_EXERCISE TASKS_:
a – In the text on targeted gene panels, do these statements agree with it? (i) Targeted gene panels are a two-step process in which DNA is filtered before it is sequenced. (ii) Only a few dozen genes are known to cause epilepsy. (iii) Exome sequencing has started to be replaced by panel sequencing. Answer yes or no for each, quoting the deciding words.
b – Revise the text on targeted gene panels from "For example, a" to "many genetic disorders.", putting "ovarian cancer" in place of "breast cancer".
c – List each different form of the word "sequence" used in the text on targeted gene panels, giving each form once.

_EXTRACT TO READ_:
++++++++
Targeted gene panels

Targeted gene panels involve pre-selecting a set of sequences (usually protein-coding genes) to test in order to look for known disease-causing genetic variants. Targeted Gene Panels are a two step process where DNA is first filtered to capture only the pre-selected set of sequences or "targets." Then the captured DNA is sent off to be sequenced.

For example, a person with a family history of breast cancer may be tested for a panel of a few dozen genes that are known to cause breast cancer. As another example, a child or young adult who has unexplained epilepsy/seizures would be tested for a completely different set of genes known to cause epilepsy. There are hundreds of genes that are known to cause epilepsy when their sequence is changed, and an epilepsy gene panel would test of all of these genes at once.

For diagnosing rare and chronic disease, gene panels can often find the genetic variant causing the condition, but sometimes result in a "diagnostic odyssey" where nothing is found in the panel, and further testing needs to be done, sometimes taking years to find the cause of disease. For this reason, panel sequencing has started to be replaced by exome sequencing for many genetic disorders.
++++++++
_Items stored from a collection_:
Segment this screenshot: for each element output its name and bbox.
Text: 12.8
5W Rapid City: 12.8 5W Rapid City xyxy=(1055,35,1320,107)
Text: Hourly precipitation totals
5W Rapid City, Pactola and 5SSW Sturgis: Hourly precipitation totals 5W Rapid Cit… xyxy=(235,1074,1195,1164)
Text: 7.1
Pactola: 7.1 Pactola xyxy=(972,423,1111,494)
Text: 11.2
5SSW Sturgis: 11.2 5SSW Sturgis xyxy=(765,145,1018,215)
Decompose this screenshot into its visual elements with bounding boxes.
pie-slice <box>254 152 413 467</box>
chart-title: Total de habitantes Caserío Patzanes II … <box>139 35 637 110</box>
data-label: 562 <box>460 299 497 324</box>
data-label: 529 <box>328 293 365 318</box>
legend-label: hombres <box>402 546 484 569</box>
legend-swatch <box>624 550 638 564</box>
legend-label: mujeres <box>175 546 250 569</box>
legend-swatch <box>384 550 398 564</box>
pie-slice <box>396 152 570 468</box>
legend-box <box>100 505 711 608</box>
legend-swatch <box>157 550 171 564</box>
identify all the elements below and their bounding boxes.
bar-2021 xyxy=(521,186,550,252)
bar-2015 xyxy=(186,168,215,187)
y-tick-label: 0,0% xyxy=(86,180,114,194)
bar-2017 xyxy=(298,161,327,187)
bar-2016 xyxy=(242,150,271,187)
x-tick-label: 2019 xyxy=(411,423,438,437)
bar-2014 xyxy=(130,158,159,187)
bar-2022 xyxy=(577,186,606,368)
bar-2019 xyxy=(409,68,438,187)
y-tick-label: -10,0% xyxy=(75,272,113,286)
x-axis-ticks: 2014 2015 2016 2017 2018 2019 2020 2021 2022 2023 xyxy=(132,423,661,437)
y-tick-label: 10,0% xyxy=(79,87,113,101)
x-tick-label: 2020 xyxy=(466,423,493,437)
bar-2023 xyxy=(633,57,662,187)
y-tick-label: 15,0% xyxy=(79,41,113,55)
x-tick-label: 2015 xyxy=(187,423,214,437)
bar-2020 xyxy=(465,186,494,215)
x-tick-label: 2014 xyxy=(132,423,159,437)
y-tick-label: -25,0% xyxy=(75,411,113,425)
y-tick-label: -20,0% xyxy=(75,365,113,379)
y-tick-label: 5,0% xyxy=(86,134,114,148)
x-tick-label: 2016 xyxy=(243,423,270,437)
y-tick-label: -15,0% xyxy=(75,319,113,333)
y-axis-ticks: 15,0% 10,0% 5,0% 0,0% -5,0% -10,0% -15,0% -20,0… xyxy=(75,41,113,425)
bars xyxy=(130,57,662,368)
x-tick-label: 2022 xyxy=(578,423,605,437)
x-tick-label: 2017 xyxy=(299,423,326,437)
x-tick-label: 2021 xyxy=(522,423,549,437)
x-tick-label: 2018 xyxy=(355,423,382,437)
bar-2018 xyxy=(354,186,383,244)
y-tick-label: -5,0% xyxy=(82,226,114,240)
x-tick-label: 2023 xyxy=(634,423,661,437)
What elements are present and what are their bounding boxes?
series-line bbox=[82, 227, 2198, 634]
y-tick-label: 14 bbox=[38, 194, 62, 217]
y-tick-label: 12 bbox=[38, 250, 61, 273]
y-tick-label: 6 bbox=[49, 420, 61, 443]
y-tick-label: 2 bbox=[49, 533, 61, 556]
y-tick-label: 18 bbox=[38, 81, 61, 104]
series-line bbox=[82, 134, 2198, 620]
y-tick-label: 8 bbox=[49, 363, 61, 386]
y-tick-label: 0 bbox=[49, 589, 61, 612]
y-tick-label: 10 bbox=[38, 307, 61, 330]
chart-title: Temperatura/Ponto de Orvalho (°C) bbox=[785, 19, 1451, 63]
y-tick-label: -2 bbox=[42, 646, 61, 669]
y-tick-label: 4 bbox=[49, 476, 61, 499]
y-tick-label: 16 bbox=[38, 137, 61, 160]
++++++++
_RESPONSES BY TASK_:
a –
(i) Yes: "Targeted Gene Panels are a two step process where DNA is first filtered to capture only the pre-selected set of sequences or "targets.""
(ii) No: "There are hundreds of genes that are known to cause epilepsy"
(iii) No: "panel sequencing has started to be replaced by exome sequencing for many genetic disorders."

b –
For example, a person with a family history of ovarian cancer may be tested for a panel of a few dozen genes that are known to cause ovarian cancer. As another example, a child or young adult who has unexplained epilepsy/seizures would be tested for a completely different set of genes known to cause epilepsy. There are hundreds of genes that are known to cause epilepsy when their sequence is changed, and an epilepsy gene panel would test of all of these genes at once.

For diagnosing rare and chronic disease, gene panels can often find the genetic variant causing the condition, but sometimes result in a "diagnostic odyssey" where nothing is found in the panel, and further testing needs to be done, sometimes taking years to find the cause of disease. For this reason, panel sequencing has started to be replaced by exome sequencing for many genetic disorders.

c – sequences, sequenced, sequence, sequencing